## Start Given data
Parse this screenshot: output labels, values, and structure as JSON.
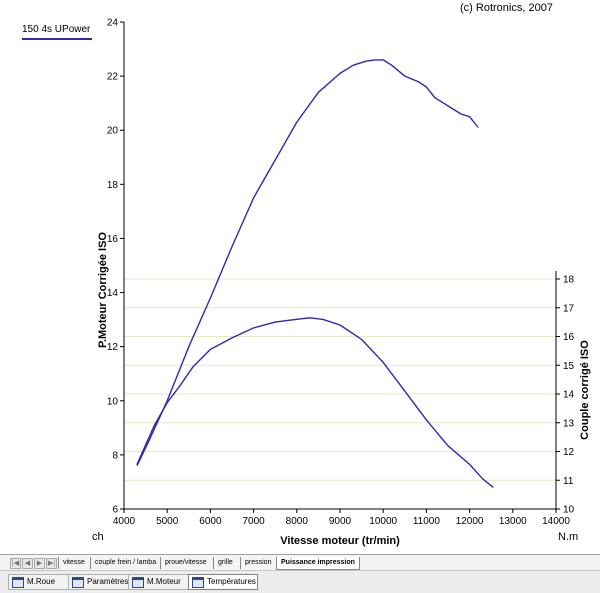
{
  "header": {
    "copyright": "(c) Rotronics, 2007",
    "legend_label": "150 4s UPower"
  },
  "chart_data": {
    "type": "line",
    "title": "",
    "xlabel": "Vitesse moteur (tr/min)",
    "ylabel_left": "P.Moteur Corrigée ISO",
    "ylabel_right": "Couple corrigé ISO",
    "unit_left": "ch",
    "unit_right": "N.m",
    "xlim": [
      4000,
      14000
    ],
    "ylim_left": [
      6,
      24
    ],
    "ylim_right": [
      10,
      18
    ],
    "x_ticks": [
      "4000",
      "5000",
      "6000",
      "7000",
      "8000",
      "9000",
      "10000",
      "11000",
      "12000",
      "13000",
      "14000"
    ],
    "y_left_ticks": [
      "6",
      "8",
      "10",
      "12",
      "14",
      "16",
      "18",
      "20",
      "22",
      "24"
    ],
    "y_right_ticks": [
      "10",
      "11",
      "12",
      "13",
      "14",
      "15",
      "16",
      "17",
      "18"
    ],
    "grid": true,
    "line_color": "#2b2bb0",
    "series": [
      {
        "axis": "left",
        "x": [
          4300,
          4600,
          5000,
          5500,
          6000,
          6500,
          7000,
          7500,
          8000,
          8500,
          9000,
          9300,
          9600,
          9800,
          10000,
          10200,
          10500,
          10800,
          11000,
          11200,
          11500,
          11800,
          12000,
          12200
        ],
        "y": [
          7.6,
          8.6,
          10.0,
          12.0,
          13.8,
          15.7,
          17.5,
          18.9,
          20.3,
          21.4,
          22.1,
          22.4,
          22.55,
          22.6,
          22.6,
          22.4,
          22.0,
          21.8,
          21.6,
          21.2,
          20.9,
          20.6,
          20.5,
          20.1
        ]
      },
      {
        "axis": "right",
        "x": [
          4300,
          4700,
          5000,
          5300,
          5600,
          6000,
          6500,
          7000,
          7500,
          8000,
          8300,
          8600,
          9000,
          9500,
          10000,
          10500,
          11000,
          11500,
          12000,
          12300,
          12550
        ],
        "y": [
          11.55,
          12.9,
          13.7,
          14.3,
          14.95,
          15.55,
          15.95,
          16.3,
          16.5,
          16.6,
          16.65,
          16.6,
          16.4,
          15.9,
          15.1,
          14.1,
          13.1,
          12.2,
          11.55,
          11.05,
          10.75
        ]
      }
    ]
  },
  "sheet_tabs": {
    "nav": [
      "|◀",
      "◀",
      "▶",
      "▶|"
    ],
    "items": [
      "vitesse",
      "couple frein / lamba",
      "proue/vitesse",
      "grille",
      "pression",
      "Puissance impression"
    ],
    "active": "Puissance impression"
  },
  "taskbar": {
    "items": [
      "M.Roue",
      "Paramètres",
      "M.Moteur",
      "Températures"
    ]
  }
}
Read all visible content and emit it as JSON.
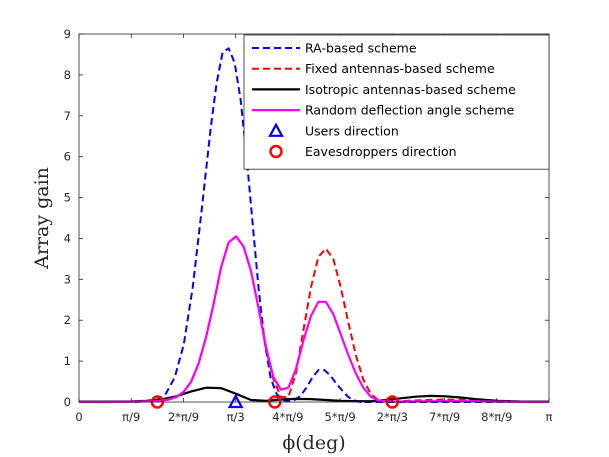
{
  "chart_data": {
    "type": "line",
    "title": "",
    "xlabel": "ϕ(deg)",
    "ylabel": "Array gain",
    "xlim": [
      0,
      3.14159
    ],
    "ylim": [
      0,
      9
    ],
    "grid": false,
    "legend_position": "top-right",
    "x_ticks": [
      {
        "value": 0,
        "label": "0"
      },
      {
        "value": 0.3491,
        "label": "π/9"
      },
      {
        "value": 0.6981,
        "label": "2*π/9"
      },
      {
        "value": 1.0472,
        "label": "π/3"
      },
      {
        "value": 1.3963,
        "label": "4*π/9"
      },
      {
        "value": 1.7453,
        "label": "5*π/9"
      },
      {
        "value": 2.0944,
        "label": "2*π/3"
      },
      {
        "value": 2.4435,
        "label": "7*π/9"
      },
      {
        "value": 2.7925,
        "label": "8*π/9"
      },
      {
        "value": 3.1416,
        "label": "π"
      }
    ],
    "y_ticks": [
      {
        "value": 0,
        "label": "0"
      },
      {
        "value": 1,
        "label": "1"
      },
      {
        "value": 2,
        "label": "2"
      },
      {
        "value": 3,
        "label": "3"
      },
      {
        "value": 4,
        "label": "4"
      },
      {
        "value": 5,
        "label": "5"
      },
      {
        "value": 6,
        "label": "6"
      },
      {
        "value": 7,
        "label": "7"
      },
      {
        "value": 8,
        "label": "8"
      },
      {
        "value": 9,
        "label": "9"
      }
    ],
    "series": [
      {
        "name": "RA-based scheme",
        "color": "#0000ff",
        "style": "dashed",
        "x": [
          0,
          0.3,
          0.45,
          0.52,
          0.58,
          0.64,
          0.7,
          0.76,
          0.82,
          0.88,
          0.92,
          0.96,
          1.0,
          1.04,
          1.08,
          1.12,
          1.16,
          1.2,
          1.24,
          1.28,
          1.32,
          1.36,
          1.4,
          1.44,
          1.48,
          1.52,
          1.56,
          1.6,
          1.64,
          1.68,
          1.72,
          1.76,
          1.8,
          1.84,
          1.88,
          2.0,
          2.5,
          3.1416
        ],
        "y": [
          0,
          0,
          0.01,
          0.05,
          0.2,
          0.6,
          1.4,
          2.8,
          4.7,
          6.7,
          7.8,
          8.55,
          8.65,
          8.3,
          7.4,
          6.0,
          4.4,
          2.8,
          1.5,
          0.6,
          0.2,
          0.05,
          0.02,
          0.05,
          0.15,
          0.35,
          0.6,
          0.78,
          0.78,
          0.65,
          0.45,
          0.28,
          0.12,
          0.04,
          0,
          0,
          0,
          0
        ]
      },
      {
        "name": "Fixed antennas-based scheme",
        "color": "#ff0000",
        "style": "dashed",
        "x": [
          0,
          0.2,
          0.4,
          0.5,
          0.55,
          0.6,
          0.65,
          0.7,
          0.75,
          0.8,
          0.85,
          0.9,
          0.95,
          1.0,
          1.05,
          1.1,
          1.15,
          1.2,
          1.25,
          1.3,
          1.35,
          1.4,
          1.45,
          1.5,
          1.55,
          1.6,
          1.65,
          1.7,
          1.75,
          1.8,
          1.85,
          1.9,
          1.95,
          2.0,
          2.05,
          2.1,
          2.2,
          2.3,
          2.45,
          2.6,
          2.8,
          3.0,
          3.1416
        ],
        "y": [
          0,
          0,
          0.01,
          0.02,
          0.03,
          0.06,
          0.12,
          0.25,
          0.5,
          0.95,
          1.6,
          2.4,
          3.3,
          3.9,
          4.05,
          3.8,
          3.2,
          2.3,
          1.3,
          0.55,
          0.12,
          0.12,
          0.7,
          1.75,
          2.8,
          3.55,
          3.75,
          3.5,
          2.8,
          1.95,
          1.15,
          0.55,
          0.2,
          0.05,
          0.01,
          0.01,
          0.03,
          0.05,
          0.06,
          0.05,
          0.03,
          0.01,
          0
        ]
      },
      {
        "name": "Isotropic antennas-based scheme",
        "color": "#000000",
        "style": "solid",
        "x": [
          0,
          0.2,
          0.35,
          0.45,
          0.55,
          0.65,
          0.75,
          0.85,
          0.95,
          1.05,
          1.15,
          1.25,
          1.35,
          1.45,
          1.55,
          1.65,
          1.75,
          1.85,
          1.95,
          2.05,
          2.15,
          2.25,
          2.35,
          2.45,
          2.55,
          2.65,
          2.8,
          2.95,
          3.1416
        ],
        "y": [
          0.01,
          0.01,
          0.015,
          0.03,
          0.06,
          0.14,
          0.26,
          0.35,
          0.34,
          0.2,
          0.05,
          0.03,
          0.06,
          0.075,
          0.07,
          0.05,
          0.03,
          0.02,
          0.02,
          0.05,
          0.09,
          0.13,
          0.15,
          0.14,
          0.11,
          0.07,
          0.03,
          0.01,
          0.01
        ]
      },
      {
        "name": "Random deflection angle scheme",
        "color": "#ff00ff",
        "style": "solid",
        "x": [
          0,
          0.2,
          0.4,
          0.5,
          0.55,
          0.6,
          0.65,
          0.7,
          0.75,
          0.8,
          0.85,
          0.9,
          0.95,
          1.0,
          1.05,
          1.1,
          1.15,
          1.2,
          1.25,
          1.3,
          1.35,
          1.4,
          1.45,
          1.5,
          1.55,
          1.6,
          1.65,
          1.7,
          1.75,
          1.8,
          1.85,
          1.9,
          1.95,
          2.0,
          2.1,
          2.2,
          2.4,
          2.6,
          2.8,
          3.0,
          3.1416
        ],
        "y": [
          0,
          0,
          0.01,
          0.02,
          0.03,
          0.06,
          0.12,
          0.25,
          0.5,
          0.95,
          1.6,
          2.4,
          3.3,
          3.9,
          4.05,
          3.8,
          3.2,
          2.3,
          1.35,
          0.6,
          0.3,
          0.35,
          0.8,
          1.5,
          2.1,
          2.45,
          2.45,
          2.15,
          1.65,
          1.15,
          0.7,
          0.35,
          0.13,
          0.04,
          0.01,
          0.01,
          0.02,
          0.02,
          0.01,
          0,
          0
        ]
      }
    ],
    "markers": [
      {
        "name": "Users direction",
        "color": "#0000ff",
        "shape": "triangle",
        "x": [
          1.0472
        ],
        "y": [
          0
        ]
      },
      {
        "name": "Eavesdroppers direction",
        "color": "#ff0000",
        "shape": "circle",
        "x": [
          0.5236,
          1.309,
          2.0944
        ],
        "y": [
          0,
          0,
          0
        ]
      }
    ]
  }
}
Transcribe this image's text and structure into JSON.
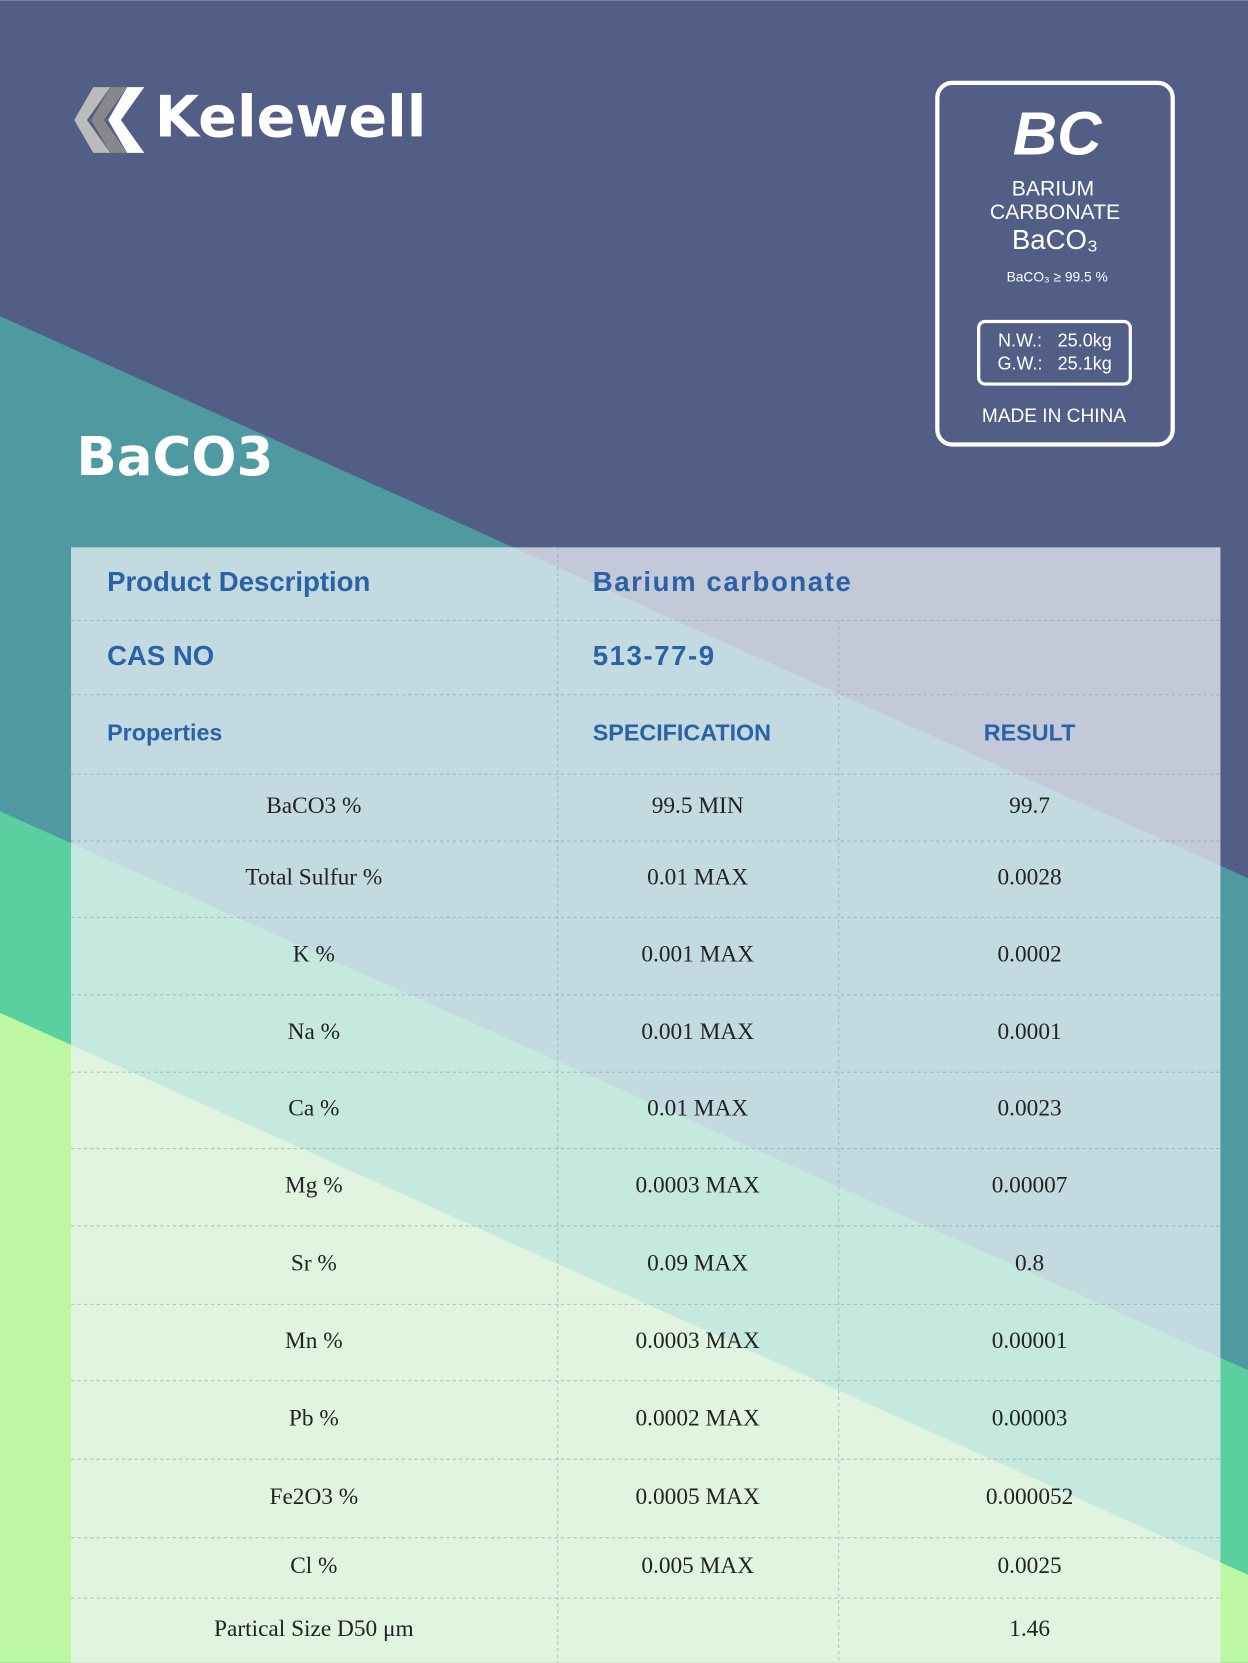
{
  "header": {
    "brand": "Kelewell",
    "title": "BaCO3"
  },
  "label": {
    "code": "BC",
    "name_line1": "BARIUM",
    "name_line2": "CARBONATE",
    "formula": "BaCO₃",
    "purity": "BaCO₃ ≥ 99.5 %",
    "nw_label": "N.W.:",
    "nw": "25.0kg",
    "gw_label": "G.W.:",
    "gw": "25.1kg",
    "origin": "MADE IN CHINA"
  },
  "table": {
    "description": [
      "Product Description",
      "Barium carbonate"
    ],
    "cas": [
      "CAS NO",
      "513-77-9"
    ],
    "columns": [
      "Properties",
      "SPECIFICATION",
      "RESULT"
    ],
    "rows": [
      [
        "BaCO3 %",
        "99.5 MIN",
        "99.7"
      ],
      [
        "Total Sulfur %",
        "0.01 MAX",
        "0.0028"
      ],
      [
        "K %",
        "0.001 MAX",
        "0.0002"
      ],
      [
        "Na %",
        "0.001 MAX",
        "0.0001"
      ],
      [
        "Ca %",
        "0.01 MAX",
        "0.0023"
      ],
      [
        "Mg %",
        "0.0003 MAX",
        "0.00007"
      ],
      [
        "Sr %",
        "0.09 MAX",
        "0.8"
      ],
      [
        "Mn %",
        "0.0003 MAX",
        "0.00001"
      ],
      [
        "Pb %",
        "0.0002 MAX",
        "0.00003"
      ],
      [
        "Fe2O3 %",
        "0.0005 MAX",
        "0.000052"
      ],
      [
        "Cl %",
        "0.005 MAX",
        "0.0025"
      ],
      [
        "Partical Size D50 μm",
        null,
        "1.46"
      ]
    ]
  }
}
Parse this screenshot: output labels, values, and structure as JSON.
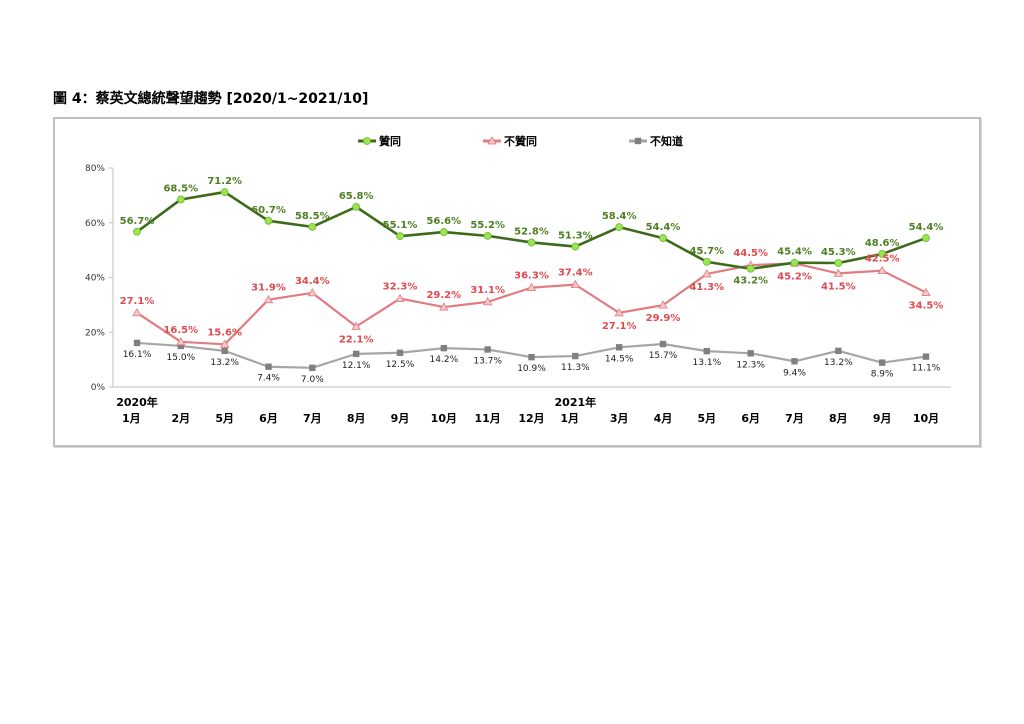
## End Given data
• [Direction]
Filter the entries and copy out every line with the word "JSON".

• [Full answer]
Parse this screenshot: output labels, values, and structure as JSON.
Read all visible content and emit it as JSON.
Transcribe this image's text and structure into JSON.
Parse this screenshot: output labels, values, and structure as JSON.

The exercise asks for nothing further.